Your instructions
Please retype the records below exactly, leaving out any pictures.

Data extract
+++

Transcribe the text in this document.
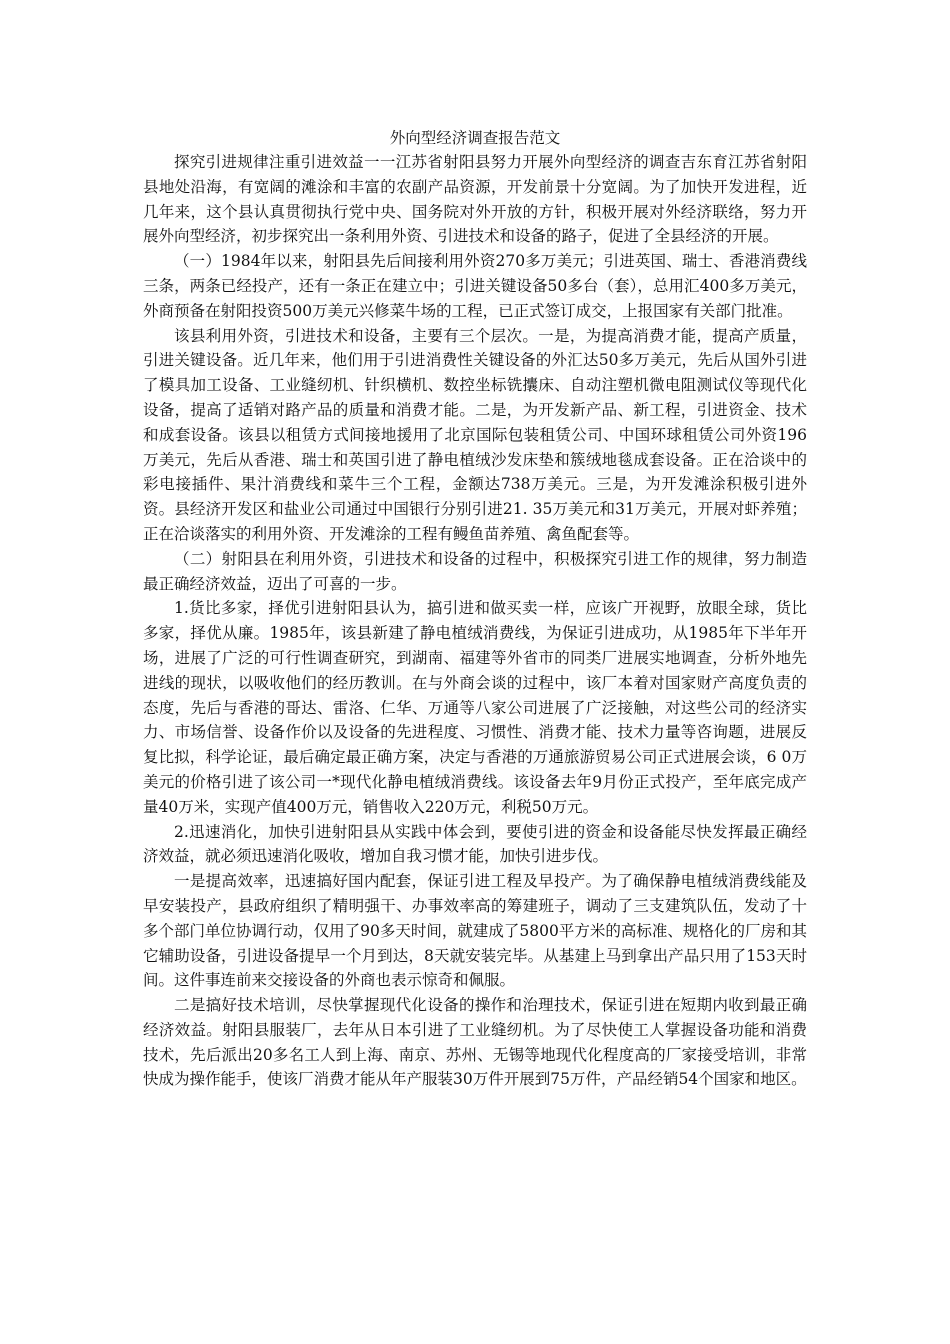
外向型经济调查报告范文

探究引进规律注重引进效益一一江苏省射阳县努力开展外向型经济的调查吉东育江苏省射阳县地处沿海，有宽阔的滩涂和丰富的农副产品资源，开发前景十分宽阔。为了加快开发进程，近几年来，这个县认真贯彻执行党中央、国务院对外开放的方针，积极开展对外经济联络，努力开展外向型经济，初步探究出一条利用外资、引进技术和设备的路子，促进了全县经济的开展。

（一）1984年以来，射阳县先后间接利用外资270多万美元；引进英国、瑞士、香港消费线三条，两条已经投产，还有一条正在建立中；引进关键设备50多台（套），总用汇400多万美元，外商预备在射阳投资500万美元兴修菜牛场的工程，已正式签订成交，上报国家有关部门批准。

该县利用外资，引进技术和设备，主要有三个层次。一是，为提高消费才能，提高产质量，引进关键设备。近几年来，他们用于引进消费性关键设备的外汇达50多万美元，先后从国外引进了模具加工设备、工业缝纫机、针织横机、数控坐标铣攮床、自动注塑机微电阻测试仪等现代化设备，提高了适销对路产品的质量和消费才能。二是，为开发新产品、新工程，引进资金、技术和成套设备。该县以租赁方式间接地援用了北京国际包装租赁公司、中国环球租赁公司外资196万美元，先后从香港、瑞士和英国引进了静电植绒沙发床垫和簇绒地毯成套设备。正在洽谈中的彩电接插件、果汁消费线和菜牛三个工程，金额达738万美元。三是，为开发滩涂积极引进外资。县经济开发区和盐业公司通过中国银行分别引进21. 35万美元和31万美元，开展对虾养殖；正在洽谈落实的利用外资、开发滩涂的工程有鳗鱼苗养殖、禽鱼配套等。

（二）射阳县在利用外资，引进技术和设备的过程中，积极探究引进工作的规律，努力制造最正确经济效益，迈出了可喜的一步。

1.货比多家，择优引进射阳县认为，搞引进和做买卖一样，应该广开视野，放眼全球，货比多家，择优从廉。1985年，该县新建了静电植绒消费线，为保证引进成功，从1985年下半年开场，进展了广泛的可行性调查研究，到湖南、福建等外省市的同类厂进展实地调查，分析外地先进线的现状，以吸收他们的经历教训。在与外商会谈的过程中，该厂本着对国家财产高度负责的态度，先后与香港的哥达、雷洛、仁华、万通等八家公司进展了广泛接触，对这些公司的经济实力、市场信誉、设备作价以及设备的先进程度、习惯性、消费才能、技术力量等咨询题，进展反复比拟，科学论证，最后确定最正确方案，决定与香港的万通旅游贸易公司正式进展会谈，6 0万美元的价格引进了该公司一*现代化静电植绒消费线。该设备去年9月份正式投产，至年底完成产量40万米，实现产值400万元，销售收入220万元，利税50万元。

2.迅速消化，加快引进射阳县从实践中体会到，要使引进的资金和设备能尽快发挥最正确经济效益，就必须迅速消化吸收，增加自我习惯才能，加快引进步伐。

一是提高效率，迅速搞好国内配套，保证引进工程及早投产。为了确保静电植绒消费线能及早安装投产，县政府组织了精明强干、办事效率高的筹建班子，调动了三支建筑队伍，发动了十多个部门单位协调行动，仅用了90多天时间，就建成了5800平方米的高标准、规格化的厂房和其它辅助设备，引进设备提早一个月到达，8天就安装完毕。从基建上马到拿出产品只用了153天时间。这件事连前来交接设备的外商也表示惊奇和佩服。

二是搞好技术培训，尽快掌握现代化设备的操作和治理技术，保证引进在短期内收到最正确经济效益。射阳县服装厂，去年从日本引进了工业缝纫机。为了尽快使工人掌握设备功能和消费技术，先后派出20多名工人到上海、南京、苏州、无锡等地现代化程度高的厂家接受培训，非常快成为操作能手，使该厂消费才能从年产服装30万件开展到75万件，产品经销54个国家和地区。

+++

Problem solution
Transcribe the text in this document.
外向型经济调查报告范文

探究引进规律注重引进效益一一江苏省射阳县努力开展外向型经济的调查吉东育江苏省射阳县地处沿海，有宽阔的滩涂和丰富的农副产品资源，开发前景十分宽阔。为了加快开发进程，近几年来，这个县认真贯彻执行党中央、国务院对外开放的方针，积极开展对外经济联络，努力开展外向型经济，初步探究出一条利用外资、引进技术和设备的路子，促进了全县经济的开展。

（一）1984年以来，射阳县先后间接利用外资270多万美元；引进英国、瑞士、香港消费线三条，两条已经投产，还有一条正在建立中；引进关键设备50多台（套），总用汇400多万美元，外商预备在射阳投资500万美元兴修菜牛场的工程，已正式签订成交，上报国家有关部门批准。

该县利用外资，引进技术和设备，主要有三个层次。一是，为提高消费才能，提高产质量，引进关键设备。近几年来，他们用于引进消费性关键设备的外汇达50多万美元，先后从国外引进了模具加工设备、工业缝纫机、针织横机、数控坐标铣攮床、自动注塑机微电阻测试仪等现代化设备，提高了适销对路产品的质量和消费才能。二是，为开发新产品、新工程，引进资金、技术和成套设备。该县以租赁方式间接地援用了北京国际包装租赁公司、中国环球租赁公司外资196万美元，先后从香港、瑞士和英国引进了静电植绒沙发床垫和簇绒地毯成套设备。正在洽谈中的彩电接插件、果汁消费线和菜牛三个工程，金额达738万美元。三是，为开发滩涂积极引进外资。县经济开发区和盐业公司通过中国银行分别引进21. 35万美元和31万美元，开展对虾养殖；正在洽谈落实的利用外资、开发滩涂的工程有鳗鱼苗养殖、禽鱼配套等。

（二）射阳县在利用外资，引进技术和设备的过程中，积极探究引进工作的规律，努力制造最正确经济效益，迈出了可喜的一步。

1.货比多家，择优引进射阳县认为，搞引进和做买卖一样，应该广开视野，放眼全球，货比多家，择优从廉。1985年，该县新建了静电植绒消费线，为保证引进成功，从1985年下半年开场，进展了广泛的可行性调查研究，到湖南、福建等外省市的同类厂进展实地调查，分析外地先进线的现状，以吸收他们的经历教训。在与外商会谈的过程中，该厂本着对国家财产高度负责的态度，先后与香港的哥达、雷洛、仁华、万通等八家公司进展了广泛接触，对这些公司的经济实力、市场信誉、设备作价以及设备的先进程度、习惯性、消费才能、技术力量等咨询题，进展反复比拟，科学论证，最后确定最正确方案，决定与香港的万通旅游贸易公司正式进展会谈，6 0万美元的价格引进了该公司一*现代化静电植绒消费线。该设备去年9月份正式投产，至年底完成产量40万米，实现产值400万元，销售收入220万元，利税50万元。

2.迅速消化，加快引进射阳县从实践中体会到，要使引进的资金和设备能尽快发挥最正确经济效益，就必须迅速消化吸收，增加自我习惯才能，加快引进步伐。

一是提高效率，迅速搞好国内配套，保证引进工程及早投产。为了确保静电植绒消费线能及早安装投产，县政府组织了精明强干、办事效率高的筹建班子，调动了三支建筑队伍，发动了十多个部门单位协调行动，仅用了90多天时间，就建成了5800平方米的高标准、规格化的厂房和其它辅助设备，引进设备提早一个月到达，8天就安装完毕。从基建上马到拿出产品只用了153天时间。这件事连前来交接设备的外商也表示惊奇和佩服。

二是搞好技术培训，尽快掌握现代化设备的操作和治理技术，保证引进在短期内收到最正确经济效益。射阳县服装厂，去年从日本引进了工业缝纫机。为了尽快使工人掌握设备功能和消费技术，先后派出20多名工人到上海、南京、苏州、无锡等地现代化程度高的厂家接受培训，非常快成为操作能手，使该厂消费才能从年产服装30万件开展到75万件，产品经销54个国家和地区。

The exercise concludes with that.